**MATERIAL FOR THIS TASK**

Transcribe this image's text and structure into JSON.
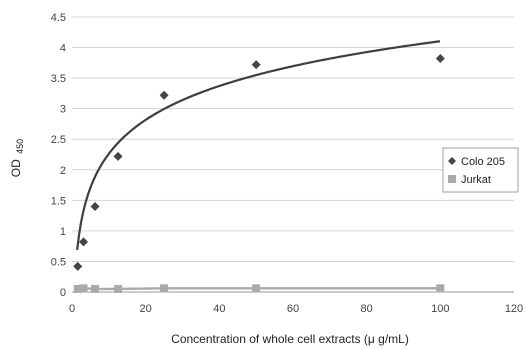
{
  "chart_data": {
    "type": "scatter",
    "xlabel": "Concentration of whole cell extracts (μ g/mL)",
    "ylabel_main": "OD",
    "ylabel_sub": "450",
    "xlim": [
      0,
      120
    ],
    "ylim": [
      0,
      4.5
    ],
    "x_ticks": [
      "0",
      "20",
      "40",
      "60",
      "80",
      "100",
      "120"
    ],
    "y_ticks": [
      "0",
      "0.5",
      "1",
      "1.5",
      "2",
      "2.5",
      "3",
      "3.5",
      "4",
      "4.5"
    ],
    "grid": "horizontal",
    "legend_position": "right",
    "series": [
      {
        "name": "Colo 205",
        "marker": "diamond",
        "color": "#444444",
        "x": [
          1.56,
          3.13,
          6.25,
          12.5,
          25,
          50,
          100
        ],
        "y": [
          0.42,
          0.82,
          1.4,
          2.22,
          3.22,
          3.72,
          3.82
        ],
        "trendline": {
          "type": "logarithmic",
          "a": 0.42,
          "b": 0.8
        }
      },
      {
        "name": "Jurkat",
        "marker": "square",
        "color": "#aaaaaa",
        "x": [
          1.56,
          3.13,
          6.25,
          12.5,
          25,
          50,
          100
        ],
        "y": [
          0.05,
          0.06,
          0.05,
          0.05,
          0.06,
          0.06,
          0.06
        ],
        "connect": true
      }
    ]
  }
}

**GIVEN REQUEST**
Return all of the data exactly as written, and drop the pictures.

**SOLUTION TO THIS PROBLEM**
Transcribe this image's text and structure into JSON.
{
  "chart_data": {
    "type": "scatter",
    "xlabel": "Concentration of whole cell extracts (μ g/mL)",
    "ylabel_main": "OD",
    "ylabel_sub": "450",
    "xlim": [
      0,
      120
    ],
    "ylim": [
      0,
      4.5
    ],
    "x_ticks": [
      "0",
      "20",
      "40",
      "60",
      "80",
      "100",
      "120"
    ],
    "y_ticks": [
      "0",
      "0.5",
      "1",
      "1.5",
      "2",
      "2.5",
      "3",
      "3.5",
      "4",
      "4.5"
    ],
    "grid": "horizontal",
    "legend_position": "right",
    "series": [
      {
        "name": "Colo 205",
        "marker": "diamond",
        "color": "#444444",
        "x": [
          1.56,
          3.13,
          6.25,
          12.5,
          25,
          50,
          100
        ],
        "y": [
          0.42,
          0.82,
          1.4,
          2.22,
          3.22,
          3.72,
          3.82
        ],
        "trendline": {
          "type": "logarithmic",
          "a": 0.42,
          "b": 0.8
        }
      },
      {
        "name": "Jurkat",
        "marker": "square",
        "color": "#aaaaaa",
        "x": [
          1.56,
          3.13,
          6.25,
          12.5,
          25,
          50,
          100
        ],
        "y": [
          0.05,
          0.06,
          0.05,
          0.05,
          0.06,
          0.06,
          0.06
        ],
        "connect": true
      }
    ]
  }
}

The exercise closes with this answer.